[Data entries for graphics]
------------------------------------
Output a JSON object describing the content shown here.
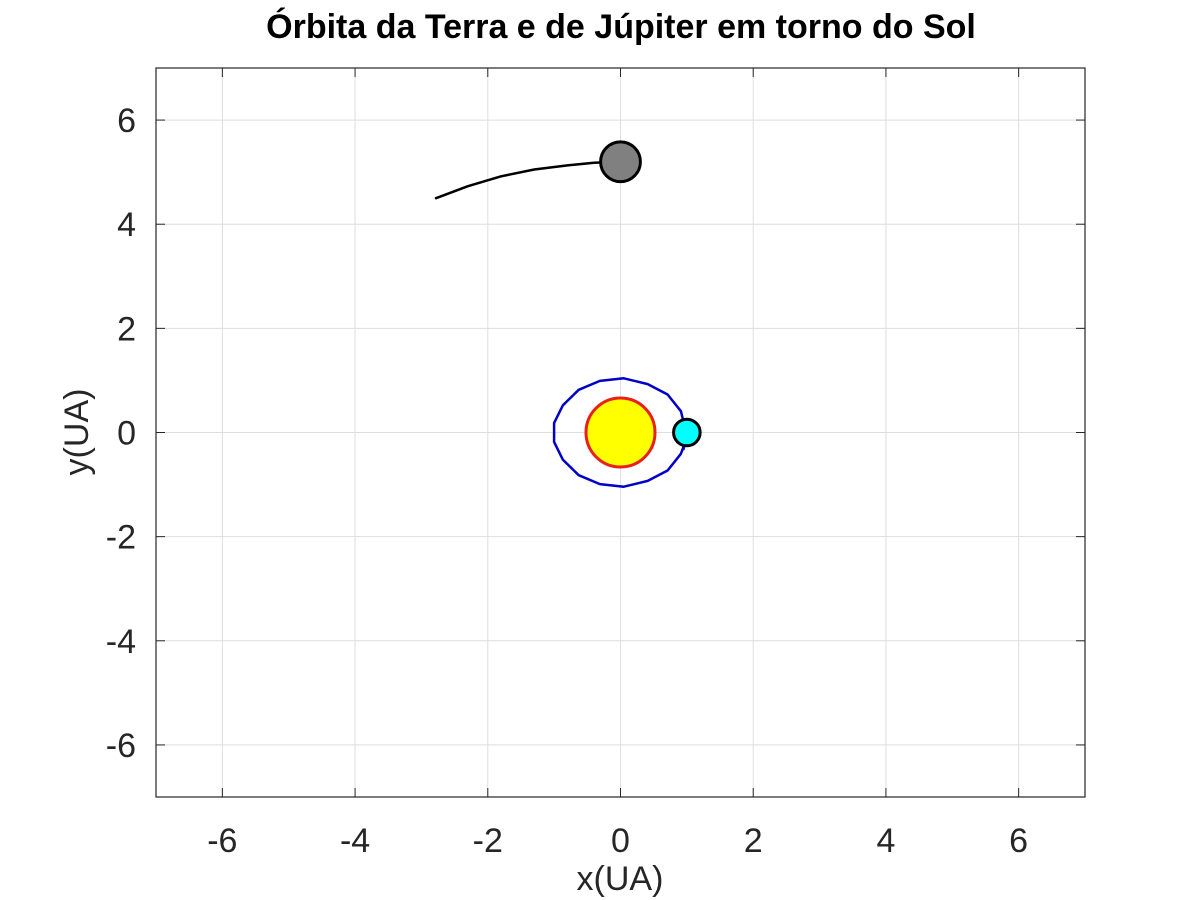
{
  "chart_data": {
    "type": "line",
    "title": "Órbita da Terra e de Júpiter em torno do Sol",
    "xlabel": "x(UA)",
    "ylabel": "y(UA)",
    "xlim": [
      -7,
      7
    ],
    "ylim": [
      -7,
      7
    ],
    "xticks": [
      -6,
      -4,
      -2,
      0,
      2,
      4,
      6
    ],
    "yticks": [
      -6,
      -4,
      -2,
      0,
      2,
      4,
      6
    ],
    "xtick_labels": [
      "-6",
      "-4",
      "-2",
      "0",
      "2",
      "4",
      "6"
    ],
    "ytick_labels": [
      "-6",
      "-4",
      "-2",
      "0",
      "2",
      "4",
      "6"
    ],
    "grid": true,
    "series": [
      {
        "color": "#0000c8",
        "x": [
          0.95,
          0.99,
          0.91,
          0.71,
          0.41,
          0.05,
          -0.31,
          -0.63,
          -0.87,
          -1.0,
          -1.0,
          -0.87,
          -0.63,
          -0.31,
          0.05,
          0.41,
          0.71,
          0.91,
          0.99,
          0.95
        ],
        "y": [
          -0.32,
          0.0,
          0.41,
          0.73,
          0.93,
          1.04,
          0.99,
          0.82,
          0.52,
          0.18,
          -0.18,
          -0.52,
          -0.82,
          -0.99,
          -1.04,
          -0.93,
          -0.73,
          -0.41,
          -0.13,
          -0.32
        ]
      },
      {
        "color": "#000000",
        "x": [
          -2.78,
          -2.3,
          -1.8,
          -1.3,
          -0.8,
          -0.4,
          0.0
        ],
        "y": [
          4.5,
          4.73,
          4.92,
          5.05,
          5.13,
          5.18,
          5.2
        ]
      }
    ],
    "markers": [
      {
        "x": 0.0,
        "y": 0.0,
        "radius_data_units": 0.52,
        "fill": "#ffff00",
        "stroke": "#e8201a"
      },
      {
        "x": 1.0,
        "y": 0.0,
        "radius_data_units": 0.2,
        "fill": "#00ffff",
        "stroke": "#000000"
      },
      {
        "x": 0.0,
        "y": 5.2,
        "radius_data_units": 0.3,
        "fill": "#808080",
        "stroke": "#000000"
      }
    ],
    "colors": {
      "axis": "#262626",
      "grid": "#dedede",
      "background": "#ffffff"
    }
  }
}
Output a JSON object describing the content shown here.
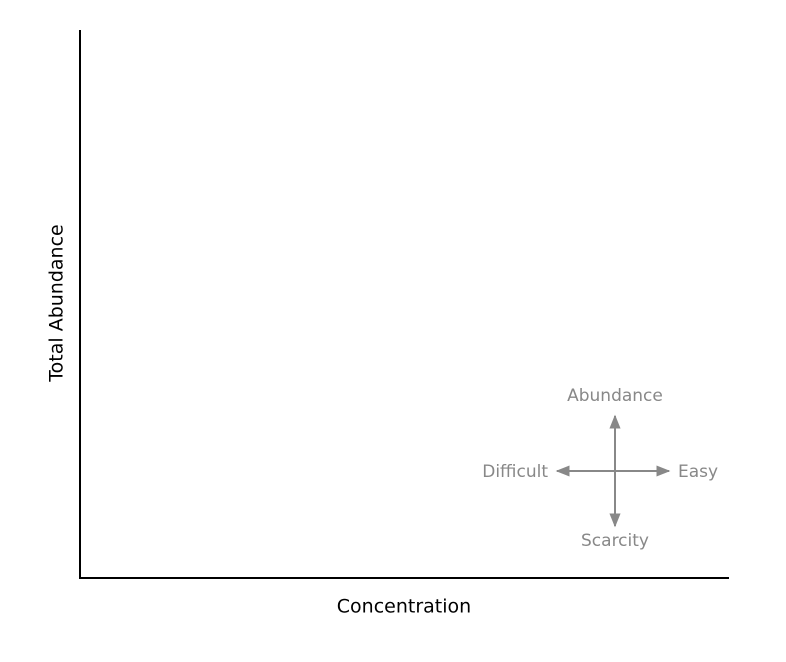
{
  "chart_data": {
    "type": "scatter",
    "x_label": "Concentration",
    "y_label": "Total Abundance",
    "annotations": {
      "up": "Abundance",
      "down": "Scarcity",
      "left": "Difficult",
      "right": "Easy"
    }
  }
}
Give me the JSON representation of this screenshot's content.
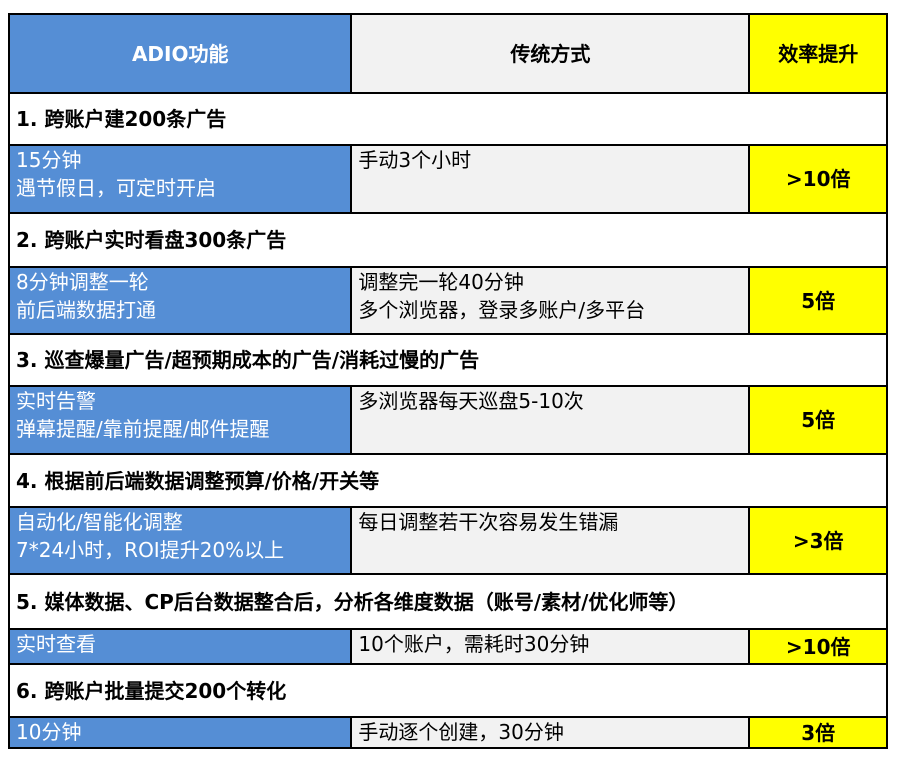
{
  "colors": {
    "feature": "#558ED5",
    "traditional": "#F2F2F2",
    "gain": "#FFFF00"
  },
  "header": {
    "feature": "ADIO功能",
    "traditional": "传统方式",
    "gain": "效率提升"
  },
  "sections": [
    {
      "title": "1. 跨账户建200条广告",
      "feature": [
        "15分钟",
        "遇节假日，可定时开启"
      ],
      "traditional": [
        "手动3个小时"
      ],
      "gain": ">10倍"
    },
    {
      "title": "2. 跨账户实时看盘300条广告",
      "feature": [
        "8分钟调整一轮",
        "前后端数据打通"
      ],
      "traditional": [
        "调整完一轮40分钟",
        "多个浏览器，登录多账户/多平台"
      ],
      "gain": "5倍"
    },
    {
      "title": "3. 巡查爆量广告/超预期成本的广告/消耗过慢的广告",
      "feature": [
        "实时告警",
        "弹幕提醒/靠前提醒/邮件提醒"
      ],
      "traditional": [
        "多浏览器每天巡盘5-10次"
      ],
      "gain": "5倍"
    },
    {
      "title": "4. 根据前后端数据调整预算/价格/开关等",
      "feature": [
        "自动化/智能化调整",
        "7*24小时，ROI提升20%以上"
      ],
      "traditional": [
        "每日调整若干次容易发生错漏"
      ],
      "gain": ">3倍"
    },
    {
      "title": "5. 媒体数据、CP后台数据整合后，分析各维度数据（账号/素材/优化师等）",
      "feature": [
        "实时查看"
      ],
      "traditional": [
        "10个账户，需耗时30分钟"
      ],
      "gain": ">10倍"
    },
    {
      "title": "6. 跨账户批量提交200个转化",
      "feature": [
        "10分钟"
      ],
      "traditional": [
        "手动逐个创建，30分钟"
      ],
      "gain": "3倍"
    }
  ]
}
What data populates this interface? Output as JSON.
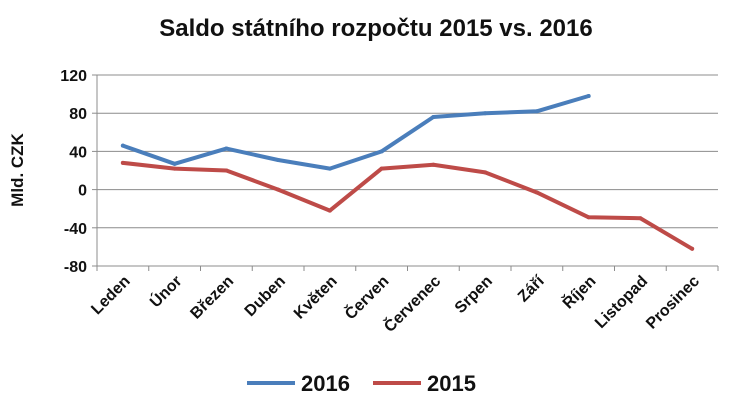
{
  "chart_data": {
    "type": "line",
    "title": "Saldo státního rozpočtu 2015 vs. 2016",
    "xlabel": "",
    "ylabel": "Mld. CZK",
    "ylim": [
      -80,
      120
    ],
    "yticks": [
      "120",
      "80",
      "40",
      "0",
      "-40",
      "-80"
    ],
    "categories": [
      "Leden",
      "Únor",
      "Březen",
      "Duben",
      "Květen",
      "Červen",
      "Červenec",
      "Srpen",
      "Září",
      "Říjen",
      "Listopad",
      "Prosinec"
    ],
    "grid": true,
    "legend_position": "bottom",
    "series": [
      {
        "name": "2016",
        "color": "#4a7ebb",
        "values": [
          46,
          27,
          43,
          31,
          22,
          40,
          76,
          80,
          82,
          98,
          null,
          null
        ]
      },
      {
        "name": "2015",
        "color": "#be4b48",
        "values": [
          28,
          22,
          20,
          0,
          -22,
          22,
          26,
          18,
          -3,
          -29,
          -30,
          -62
        ]
      }
    ]
  }
}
------------------------------------
• _GIVEN INSTRUCTION_:
Output the data exactly. Pictures don't belong in the result.

• _WORKED SOLUTION_:
Output a JSON object describing the content shown here.
{
  "chart_data": {
    "type": "line",
    "title": "Órbita da Terra e de Júpiter em torno do Sol",
    "xlabel": "x(UA)",
    "ylabel": "y(UA)",
    "xlim": [
      -7,
      7
    ],
    "ylim": [
      -7,
      7
    ],
    "xticks": [
      -6,
      -4,
      -2,
      0,
      2,
      4,
      6
    ],
    "yticks": [
      -6,
      -4,
      -2,
      0,
      2,
      4,
      6
    ],
    "xtick_labels": [
      "-6",
      "-4",
      "-2",
      "0",
      "2",
      "4",
      "6"
    ],
    "ytick_labels": [
      "-6",
      "-4",
      "-2",
      "0",
      "2",
      "4",
      "6"
    ],
    "grid": true,
    "series": [
      {
        "color": "#0000c8",
        "x": [
          0.95,
          0.99,
          0.91,
          0.71,
          0.41,
          0.05,
          -0.31,
          -0.63,
          -0.87,
          -1.0,
          -1.0,
          -0.87,
          -0.63,
          -0.31,
          0.05,
          0.41,
          0.71,
          0.91,
          0.99,
          0.95
        ],
        "y": [
          -0.32,
          0.0,
          0.41,
          0.73,
          0.93,
          1.04,
          0.99,
          0.82,
          0.52,
          0.18,
          -0.18,
          -0.52,
          -0.82,
          -0.99,
          -1.04,
          -0.93,
          -0.73,
          -0.41,
          -0.13,
          -0.32
        ]
      },
      {
        "color": "#000000",
        "x": [
          -2.78,
          -2.3,
          -1.8,
          -1.3,
          -0.8,
          -0.4,
          0.0
        ],
        "y": [
          4.5,
          4.73,
          4.92,
          5.05,
          5.13,
          5.18,
          5.2
        ]
      }
    ],
    "markers": [
      {
        "x": 0.0,
        "y": 0.0,
        "radius_data_units": 0.52,
        "fill": "#ffff00",
        "stroke": "#e8201a"
      },
      {
        "x": 1.0,
        "y": 0.0,
        "radius_data_units": 0.2,
        "fill": "#00ffff",
        "stroke": "#000000"
      },
      {
        "x": 0.0,
        "y": 5.2,
        "radius_data_units": 0.3,
        "fill": "#808080",
        "stroke": "#000000"
      }
    ],
    "colors": {
      "axis": "#262626",
      "grid": "#dedede",
      "background": "#ffffff"
    }
  }
}
Output a JSON object describing the content shown here.
{
  "chart_data": {
    "type": "scatter",
    "x_label": "Concentration",
    "y_label": "Total Abundance",
    "annotations": {
      "up": "Abundance",
      "down": "Scarcity",
      "left": "Difficult",
      "right": "Easy"
    }
  }
}
Give me the JSON representation of this screenshot's content.
{
  "colors": {
    "feature": "#558ED5",
    "traditional": "#F2F2F2",
    "gain": "#FFFF00"
  },
  "header": {
    "feature": "ADIO功能",
    "traditional": "传统方式",
    "gain": "效率提升"
  },
  "sections": [
    {
      "title": "1. 跨账户建200条广告",
      "feature": [
        "15分钟",
        "遇节假日，可定时开启"
      ],
      "traditional": [
        "手动3个小时"
      ],
      "gain": ">10倍"
    },
    {
      "title": "2. 跨账户实时看盘300条广告",
      "feature": [
        "8分钟调整一轮",
        "前后端数据打通"
      ],
      "traditional": [
        "调整完一轮40分钟",
        "多个浏览器，登录多账户/多平台"
      ],
      "gain": "5倍"
    },
    {
      "title": "3. 巡查爆量广告/超预期成本的广告/消耗过慢的广告",
      "feature": [
        "实时告警",
        "弹幕提醒/靠前提醒/邮件提醒"
      ],
      "traditional": [
        "多浏览器每天巡盘5-10次"
      ],
      "gain": "5倍"
    },
    {
      "title": "4. 根据前后端数据调整预算/价格/开关等",
      "feature": [
        "自动化/智能化调整",
        "7*24小时，ROI提升20%以上"
      ],
      "traditional": [
        "每日调整若干次容易发生错漏"
      ],
      "gain": ">3倍"
    },
    {
      "title": "5. 媒体数据、CP后台数据整合后，分析各维度数据（账号/素材/优化师等）",
      "feature": [
        "实时查看"
      ],
      "traditional": [
        "10个账户，需耗时30分钟"
      ],
      "gain": ">10倍"
    },
    {
      "title": "6. 跨账户批量提交200个转化",
      "feature": [
        "10分钟"
      ],
      "traditional": [
        "手动逐个创建，30分钟"
      ],
      "gain": "3倍"
    }
  ]
}
What data populates this interface? Output as JSON.
{
  "chart_data": {
    "type": "line",
    "title": "Saldo státního rozpočtu 2015 vs. 2016",
    "xlabel": "",
    "ylabel": "Mld. CZK",
    "ylim": [
      -80,
      120
    ],
    "yticks": [
      "120",
      "80",
      "40",
      "0",
      "-40",
      "-80"
    ],
    "categories": [
      "Leden",
      "Únor",
      "Březen",
      "Duben",
      "Květen",
      "Červen",
      "Červenec",
      "Srpen",
      "Září",
      "Říjen",
      "Listopad",
      "Prosinec"
    ],
    "grid": true,
    "legend_position": "bottom",
    "series": [
      {
        "name": "2016",
        "color": "#4a7ebb",
        "values": [
          46,
          27,
          43,
          31,
          22,
          40,
          76,
          80,
          82,
          98,
          null,
          null
        ]
      },
      {
        "name": "2015",
        "color": "#be4b48",
        "values": [
          28,
          22,
          20,
          0,
          -22,
          22,
          26,
          18,
          -3,
          -29,
          -30,
          -62
        ]
      }
    ]
  }
}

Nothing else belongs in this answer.